WHAT IS ASKED: Quote, without change, all of the lines that follow.

RECORDS PROVIDED:
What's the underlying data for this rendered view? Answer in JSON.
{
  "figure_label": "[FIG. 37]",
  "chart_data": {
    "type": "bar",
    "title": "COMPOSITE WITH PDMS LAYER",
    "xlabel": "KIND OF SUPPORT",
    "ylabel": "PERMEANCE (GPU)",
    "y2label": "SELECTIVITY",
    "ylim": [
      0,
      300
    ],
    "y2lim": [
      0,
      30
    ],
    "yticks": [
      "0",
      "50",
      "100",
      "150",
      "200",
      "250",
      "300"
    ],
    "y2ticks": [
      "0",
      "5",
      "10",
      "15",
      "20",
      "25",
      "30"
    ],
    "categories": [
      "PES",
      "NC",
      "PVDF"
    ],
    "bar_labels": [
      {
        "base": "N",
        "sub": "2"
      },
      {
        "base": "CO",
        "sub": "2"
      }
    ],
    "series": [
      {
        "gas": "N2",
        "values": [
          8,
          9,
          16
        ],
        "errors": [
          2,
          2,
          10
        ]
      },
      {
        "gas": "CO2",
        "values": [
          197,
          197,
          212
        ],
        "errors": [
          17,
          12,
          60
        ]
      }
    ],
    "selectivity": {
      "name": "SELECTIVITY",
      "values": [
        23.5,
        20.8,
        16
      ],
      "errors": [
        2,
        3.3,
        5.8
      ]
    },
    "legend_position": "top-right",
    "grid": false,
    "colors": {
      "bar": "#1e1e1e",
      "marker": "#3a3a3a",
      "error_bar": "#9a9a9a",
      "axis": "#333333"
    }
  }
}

ANSWER TO THIS TASK:
What's the underlying data for this rendered view? Answer in JSON.
{
  "figure_label": "[FIG. 37]",
  "chart_data": {
    "type": "bar",
    "title": "COMPOSITE WITH PDMS LAYER",
    "xlabel": "KIND OF SUPPORT",
    "ylabel": "PERMEANCE (GPU)",
    "y2label": "SELECTIVITY",
    "ylim": [
      0,
      300
    ],
    "y2lim": [
      0,
      30
    ],
    "yticks": [
      "0",
      "50",
      "100",
      "150",
      "200",
      "250",
      "300"
    ],
    "y2ticks": [
      "0",
      "5",
      "10",
      "15",
      "20",
      "25",
      "30"
    ],
    "categories": [
      "PES",
      "NC",
      "PVDF"
    ],
    "bar_labels": [
      {
        "base": "N",
        "sub": "2"
      },
      {
        "base": "CO",
        "sub": "2"
      }
    ],
    "series": [
      {
        "gas": "N2",
        "values": [
          8,
          9,
          16
        ],
        "errors": [
          2,
          2,
          10
        ]
      },
      {
        "gas": "CO2",
        "values": [
          197,
          197,
          212
        ],
        "errors": [
          17,
          12,
          60
        ]
      }
    ],
    "selectivity": {
      "name": "SELECTIVITY",
      "values": [
        23.5,
        20.8,
        16
      ],
      "errors": [
        2,
        3.3,
        5.8
      ]
    },
    "legend_position": "top-right",
    "grid": false,
    "colors": {
      "bar": "#1e1e1e",
      "marker": "#3a3a3a",
      "error_bar": "#9a9a9a",
      "axis": "#333333"
    }
  }
}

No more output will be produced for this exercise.